* _What is needed_
Find each line containing the string "models" and return it.
-- start of Record excerpts --
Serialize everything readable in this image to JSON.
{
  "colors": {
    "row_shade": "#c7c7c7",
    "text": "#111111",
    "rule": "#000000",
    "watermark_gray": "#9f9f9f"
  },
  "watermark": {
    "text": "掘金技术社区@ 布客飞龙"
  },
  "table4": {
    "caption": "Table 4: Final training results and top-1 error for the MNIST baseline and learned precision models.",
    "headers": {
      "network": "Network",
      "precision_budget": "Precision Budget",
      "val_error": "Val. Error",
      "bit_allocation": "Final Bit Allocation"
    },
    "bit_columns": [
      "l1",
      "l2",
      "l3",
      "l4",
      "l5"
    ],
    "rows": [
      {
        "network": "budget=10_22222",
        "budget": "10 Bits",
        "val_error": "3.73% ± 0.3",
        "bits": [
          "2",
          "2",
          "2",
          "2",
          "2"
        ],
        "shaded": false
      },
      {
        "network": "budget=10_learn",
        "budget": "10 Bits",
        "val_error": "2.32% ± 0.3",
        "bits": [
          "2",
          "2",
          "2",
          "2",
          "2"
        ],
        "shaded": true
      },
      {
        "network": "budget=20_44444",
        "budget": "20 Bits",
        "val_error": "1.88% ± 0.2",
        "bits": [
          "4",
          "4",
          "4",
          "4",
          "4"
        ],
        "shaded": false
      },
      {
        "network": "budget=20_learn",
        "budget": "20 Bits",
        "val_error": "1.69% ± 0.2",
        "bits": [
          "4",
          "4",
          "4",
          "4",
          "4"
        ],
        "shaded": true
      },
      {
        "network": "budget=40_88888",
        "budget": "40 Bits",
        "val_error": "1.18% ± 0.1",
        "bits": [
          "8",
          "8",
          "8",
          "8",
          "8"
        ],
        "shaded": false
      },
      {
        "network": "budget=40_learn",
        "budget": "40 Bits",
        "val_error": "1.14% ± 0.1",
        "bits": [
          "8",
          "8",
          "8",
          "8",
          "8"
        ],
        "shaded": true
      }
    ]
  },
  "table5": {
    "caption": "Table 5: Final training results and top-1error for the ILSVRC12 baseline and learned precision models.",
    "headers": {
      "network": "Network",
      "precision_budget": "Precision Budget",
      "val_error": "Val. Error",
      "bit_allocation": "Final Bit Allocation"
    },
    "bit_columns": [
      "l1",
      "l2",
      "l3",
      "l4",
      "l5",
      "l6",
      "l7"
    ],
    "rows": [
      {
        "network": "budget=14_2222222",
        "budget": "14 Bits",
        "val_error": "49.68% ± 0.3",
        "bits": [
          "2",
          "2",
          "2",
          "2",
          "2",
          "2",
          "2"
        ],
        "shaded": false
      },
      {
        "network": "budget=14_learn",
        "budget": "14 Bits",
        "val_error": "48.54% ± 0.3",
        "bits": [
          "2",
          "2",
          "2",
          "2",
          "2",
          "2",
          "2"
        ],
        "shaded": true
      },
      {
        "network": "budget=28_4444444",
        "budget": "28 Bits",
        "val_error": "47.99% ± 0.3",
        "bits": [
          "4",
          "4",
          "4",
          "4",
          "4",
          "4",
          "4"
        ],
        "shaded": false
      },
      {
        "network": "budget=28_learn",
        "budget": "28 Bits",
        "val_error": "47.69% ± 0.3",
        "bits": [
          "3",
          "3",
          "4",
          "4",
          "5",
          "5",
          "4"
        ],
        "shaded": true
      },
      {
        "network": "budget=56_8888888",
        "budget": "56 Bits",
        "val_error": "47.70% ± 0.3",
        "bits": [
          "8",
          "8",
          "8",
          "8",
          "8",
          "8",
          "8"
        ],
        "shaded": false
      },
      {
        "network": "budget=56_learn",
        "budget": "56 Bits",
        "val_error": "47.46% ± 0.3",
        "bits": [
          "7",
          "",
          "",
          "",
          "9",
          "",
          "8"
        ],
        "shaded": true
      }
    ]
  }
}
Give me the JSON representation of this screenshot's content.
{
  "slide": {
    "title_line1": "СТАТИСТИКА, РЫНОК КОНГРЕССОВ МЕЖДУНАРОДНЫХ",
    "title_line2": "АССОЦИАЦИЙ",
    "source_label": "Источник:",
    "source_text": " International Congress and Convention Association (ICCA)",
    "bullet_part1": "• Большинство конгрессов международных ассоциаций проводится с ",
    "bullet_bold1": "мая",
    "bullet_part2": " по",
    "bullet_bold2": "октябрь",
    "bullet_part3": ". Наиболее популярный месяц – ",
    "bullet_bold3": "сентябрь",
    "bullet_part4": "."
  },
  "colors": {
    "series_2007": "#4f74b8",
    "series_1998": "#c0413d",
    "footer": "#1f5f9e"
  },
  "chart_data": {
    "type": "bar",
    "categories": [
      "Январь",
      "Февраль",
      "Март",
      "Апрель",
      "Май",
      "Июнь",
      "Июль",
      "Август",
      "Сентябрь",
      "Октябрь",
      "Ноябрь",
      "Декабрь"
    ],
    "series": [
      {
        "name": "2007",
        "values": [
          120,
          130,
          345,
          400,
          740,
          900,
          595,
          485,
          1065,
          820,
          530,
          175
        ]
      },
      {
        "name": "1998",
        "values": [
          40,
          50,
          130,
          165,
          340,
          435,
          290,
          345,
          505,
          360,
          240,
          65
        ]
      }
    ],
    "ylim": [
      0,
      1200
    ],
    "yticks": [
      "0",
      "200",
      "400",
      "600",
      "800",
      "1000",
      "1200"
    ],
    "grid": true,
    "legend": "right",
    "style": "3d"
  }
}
-- end of Record excerpts --
* _Worked answer_
    "caption": "Table 4: Final training results and top-1 error for the MNIST baseline and learned precision models.",
    "caption": "Table 5: Final training results and top-1error for the ILSVRC12 baseline and learned precision models.",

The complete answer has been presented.